*TASK STATEMENT:* In the records that follow, locate every line with "провадження" and extract it.

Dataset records

## begin

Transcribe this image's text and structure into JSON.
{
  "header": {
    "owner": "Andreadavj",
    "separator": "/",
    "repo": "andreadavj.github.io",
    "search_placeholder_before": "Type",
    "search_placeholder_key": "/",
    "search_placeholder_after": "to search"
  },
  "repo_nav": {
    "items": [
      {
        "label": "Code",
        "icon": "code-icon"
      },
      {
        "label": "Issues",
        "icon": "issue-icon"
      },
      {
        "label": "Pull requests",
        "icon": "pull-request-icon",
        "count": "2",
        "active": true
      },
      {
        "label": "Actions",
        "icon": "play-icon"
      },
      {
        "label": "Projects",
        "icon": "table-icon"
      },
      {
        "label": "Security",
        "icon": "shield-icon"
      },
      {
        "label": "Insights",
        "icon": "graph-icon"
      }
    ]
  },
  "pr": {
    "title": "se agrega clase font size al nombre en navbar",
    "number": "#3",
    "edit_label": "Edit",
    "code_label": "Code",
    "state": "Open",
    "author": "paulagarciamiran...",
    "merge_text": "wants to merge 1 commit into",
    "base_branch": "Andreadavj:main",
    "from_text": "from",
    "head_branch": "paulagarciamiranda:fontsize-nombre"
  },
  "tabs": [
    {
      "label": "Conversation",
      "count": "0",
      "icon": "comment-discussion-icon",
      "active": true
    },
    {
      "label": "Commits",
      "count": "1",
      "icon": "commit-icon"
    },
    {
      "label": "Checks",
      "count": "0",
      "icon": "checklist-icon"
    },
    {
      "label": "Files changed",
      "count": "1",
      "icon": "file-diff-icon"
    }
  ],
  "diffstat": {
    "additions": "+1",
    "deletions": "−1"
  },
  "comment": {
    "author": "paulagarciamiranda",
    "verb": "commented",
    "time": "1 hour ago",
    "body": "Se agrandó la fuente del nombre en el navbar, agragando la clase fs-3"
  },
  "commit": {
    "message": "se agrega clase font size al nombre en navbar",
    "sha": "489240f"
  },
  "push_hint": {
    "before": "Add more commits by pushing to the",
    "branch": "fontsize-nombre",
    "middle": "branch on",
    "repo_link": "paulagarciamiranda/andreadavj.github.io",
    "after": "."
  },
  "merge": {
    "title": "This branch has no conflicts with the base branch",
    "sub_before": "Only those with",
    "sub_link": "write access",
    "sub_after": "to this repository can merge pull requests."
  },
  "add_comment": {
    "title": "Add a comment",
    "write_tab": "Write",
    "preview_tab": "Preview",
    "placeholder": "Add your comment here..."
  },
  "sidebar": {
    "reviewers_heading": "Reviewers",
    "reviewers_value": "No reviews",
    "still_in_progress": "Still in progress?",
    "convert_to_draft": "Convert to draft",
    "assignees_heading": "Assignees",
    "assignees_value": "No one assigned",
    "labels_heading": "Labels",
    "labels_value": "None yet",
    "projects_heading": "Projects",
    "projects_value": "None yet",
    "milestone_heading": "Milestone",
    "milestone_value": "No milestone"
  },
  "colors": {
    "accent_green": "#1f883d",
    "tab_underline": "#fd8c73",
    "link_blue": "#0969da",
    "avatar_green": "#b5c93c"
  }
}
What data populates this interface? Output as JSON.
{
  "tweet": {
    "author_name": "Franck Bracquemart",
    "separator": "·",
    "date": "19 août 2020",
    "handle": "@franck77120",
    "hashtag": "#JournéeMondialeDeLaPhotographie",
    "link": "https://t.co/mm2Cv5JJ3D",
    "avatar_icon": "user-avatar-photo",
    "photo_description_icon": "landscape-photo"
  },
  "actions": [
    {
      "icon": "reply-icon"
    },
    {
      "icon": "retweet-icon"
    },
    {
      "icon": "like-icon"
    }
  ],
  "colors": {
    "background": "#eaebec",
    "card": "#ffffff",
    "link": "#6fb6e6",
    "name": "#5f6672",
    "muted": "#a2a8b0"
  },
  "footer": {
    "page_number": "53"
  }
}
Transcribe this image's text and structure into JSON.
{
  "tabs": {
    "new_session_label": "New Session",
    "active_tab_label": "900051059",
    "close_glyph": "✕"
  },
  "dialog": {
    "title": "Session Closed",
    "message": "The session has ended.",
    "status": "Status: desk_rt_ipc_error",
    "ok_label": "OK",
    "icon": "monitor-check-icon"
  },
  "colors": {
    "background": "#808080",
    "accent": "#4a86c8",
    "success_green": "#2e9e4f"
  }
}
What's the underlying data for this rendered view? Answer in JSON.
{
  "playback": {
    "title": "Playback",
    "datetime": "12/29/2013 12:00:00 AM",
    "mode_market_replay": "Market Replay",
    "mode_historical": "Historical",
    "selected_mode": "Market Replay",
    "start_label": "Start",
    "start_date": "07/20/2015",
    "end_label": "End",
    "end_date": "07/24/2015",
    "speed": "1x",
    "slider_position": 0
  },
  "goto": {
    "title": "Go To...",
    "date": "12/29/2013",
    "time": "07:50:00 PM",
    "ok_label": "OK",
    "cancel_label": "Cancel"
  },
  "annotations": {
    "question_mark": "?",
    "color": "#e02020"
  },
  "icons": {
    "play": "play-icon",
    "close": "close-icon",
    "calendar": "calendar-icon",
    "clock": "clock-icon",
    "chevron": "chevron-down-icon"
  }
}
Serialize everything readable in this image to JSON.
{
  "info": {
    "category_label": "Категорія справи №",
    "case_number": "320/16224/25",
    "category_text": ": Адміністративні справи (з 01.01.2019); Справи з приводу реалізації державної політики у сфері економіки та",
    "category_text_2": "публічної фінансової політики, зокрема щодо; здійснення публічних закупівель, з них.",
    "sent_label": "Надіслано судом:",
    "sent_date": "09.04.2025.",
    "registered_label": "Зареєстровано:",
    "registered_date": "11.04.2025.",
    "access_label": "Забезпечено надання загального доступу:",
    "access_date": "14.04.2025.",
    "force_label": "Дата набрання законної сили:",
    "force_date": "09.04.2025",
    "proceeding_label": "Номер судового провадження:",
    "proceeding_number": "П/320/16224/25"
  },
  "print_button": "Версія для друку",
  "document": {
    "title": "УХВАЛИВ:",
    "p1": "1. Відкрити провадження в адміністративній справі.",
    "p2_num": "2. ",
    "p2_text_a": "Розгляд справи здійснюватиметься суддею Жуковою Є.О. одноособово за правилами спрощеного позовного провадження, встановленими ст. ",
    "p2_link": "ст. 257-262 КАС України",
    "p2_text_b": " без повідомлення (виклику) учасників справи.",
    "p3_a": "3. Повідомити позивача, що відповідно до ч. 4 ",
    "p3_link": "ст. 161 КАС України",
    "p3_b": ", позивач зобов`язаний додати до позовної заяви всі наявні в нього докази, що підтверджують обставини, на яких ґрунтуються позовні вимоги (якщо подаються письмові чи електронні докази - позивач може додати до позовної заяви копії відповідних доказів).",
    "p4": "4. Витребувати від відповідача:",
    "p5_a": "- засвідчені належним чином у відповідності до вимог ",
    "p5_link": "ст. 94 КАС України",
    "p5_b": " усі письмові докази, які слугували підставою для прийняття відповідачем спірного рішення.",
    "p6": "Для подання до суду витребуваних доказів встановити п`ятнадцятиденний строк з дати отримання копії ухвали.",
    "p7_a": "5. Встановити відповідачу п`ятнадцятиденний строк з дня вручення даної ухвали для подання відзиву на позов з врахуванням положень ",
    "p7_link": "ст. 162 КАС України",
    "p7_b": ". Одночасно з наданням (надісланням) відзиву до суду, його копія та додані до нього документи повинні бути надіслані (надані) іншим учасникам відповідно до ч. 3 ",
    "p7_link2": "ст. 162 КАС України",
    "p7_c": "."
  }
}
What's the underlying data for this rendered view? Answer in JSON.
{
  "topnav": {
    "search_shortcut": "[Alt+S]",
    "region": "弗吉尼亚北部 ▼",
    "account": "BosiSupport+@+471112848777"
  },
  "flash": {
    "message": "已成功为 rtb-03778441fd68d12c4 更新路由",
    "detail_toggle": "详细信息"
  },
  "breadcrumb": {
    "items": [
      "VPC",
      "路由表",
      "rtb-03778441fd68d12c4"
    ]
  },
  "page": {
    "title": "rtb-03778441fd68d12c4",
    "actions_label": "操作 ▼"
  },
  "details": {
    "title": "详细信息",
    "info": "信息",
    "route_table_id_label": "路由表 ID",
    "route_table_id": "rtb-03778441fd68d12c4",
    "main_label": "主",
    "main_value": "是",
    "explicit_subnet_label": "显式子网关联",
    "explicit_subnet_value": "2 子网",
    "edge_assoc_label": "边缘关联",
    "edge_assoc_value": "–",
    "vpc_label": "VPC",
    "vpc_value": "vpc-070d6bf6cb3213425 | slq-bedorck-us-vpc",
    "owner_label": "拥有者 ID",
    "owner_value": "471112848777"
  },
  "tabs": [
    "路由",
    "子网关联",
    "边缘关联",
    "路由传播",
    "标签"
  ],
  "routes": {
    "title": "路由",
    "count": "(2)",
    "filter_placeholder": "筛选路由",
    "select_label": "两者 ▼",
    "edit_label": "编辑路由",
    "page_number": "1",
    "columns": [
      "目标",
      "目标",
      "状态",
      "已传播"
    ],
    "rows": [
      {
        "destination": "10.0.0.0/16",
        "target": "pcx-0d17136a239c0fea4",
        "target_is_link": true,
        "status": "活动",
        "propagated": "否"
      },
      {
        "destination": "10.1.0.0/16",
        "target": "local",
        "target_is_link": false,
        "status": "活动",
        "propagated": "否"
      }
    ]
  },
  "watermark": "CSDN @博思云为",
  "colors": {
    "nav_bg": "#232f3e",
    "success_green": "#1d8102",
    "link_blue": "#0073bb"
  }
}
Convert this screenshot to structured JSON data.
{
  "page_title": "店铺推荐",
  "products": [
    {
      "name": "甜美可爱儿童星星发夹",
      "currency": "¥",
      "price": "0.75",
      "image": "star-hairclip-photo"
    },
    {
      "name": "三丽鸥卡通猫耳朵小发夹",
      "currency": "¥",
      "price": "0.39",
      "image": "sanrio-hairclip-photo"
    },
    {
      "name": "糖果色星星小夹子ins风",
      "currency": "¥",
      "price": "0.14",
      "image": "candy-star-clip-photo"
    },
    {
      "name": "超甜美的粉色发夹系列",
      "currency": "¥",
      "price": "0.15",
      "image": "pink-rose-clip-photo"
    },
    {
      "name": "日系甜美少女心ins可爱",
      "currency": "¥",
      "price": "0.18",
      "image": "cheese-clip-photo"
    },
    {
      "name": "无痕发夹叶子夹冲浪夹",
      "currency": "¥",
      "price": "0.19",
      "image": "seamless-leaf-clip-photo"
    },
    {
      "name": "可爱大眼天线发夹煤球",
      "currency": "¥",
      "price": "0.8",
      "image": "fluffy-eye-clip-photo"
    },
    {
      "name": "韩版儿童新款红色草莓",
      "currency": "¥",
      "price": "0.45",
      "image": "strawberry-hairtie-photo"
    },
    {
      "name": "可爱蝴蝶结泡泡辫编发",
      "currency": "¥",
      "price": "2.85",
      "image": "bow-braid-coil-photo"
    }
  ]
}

## end

*WRITTEN SOLUTION:*
    "proceeding_label": "Номер судового провадження:",
    "p1": "1. Відкрити провадження в адміністративній справі.",
    "p2_text_a": "Розгляд справи здійснюватиметься суддею Жуковою Є.О. одноособово за правилами спрощеного позовного провадження, встановленими ст. ",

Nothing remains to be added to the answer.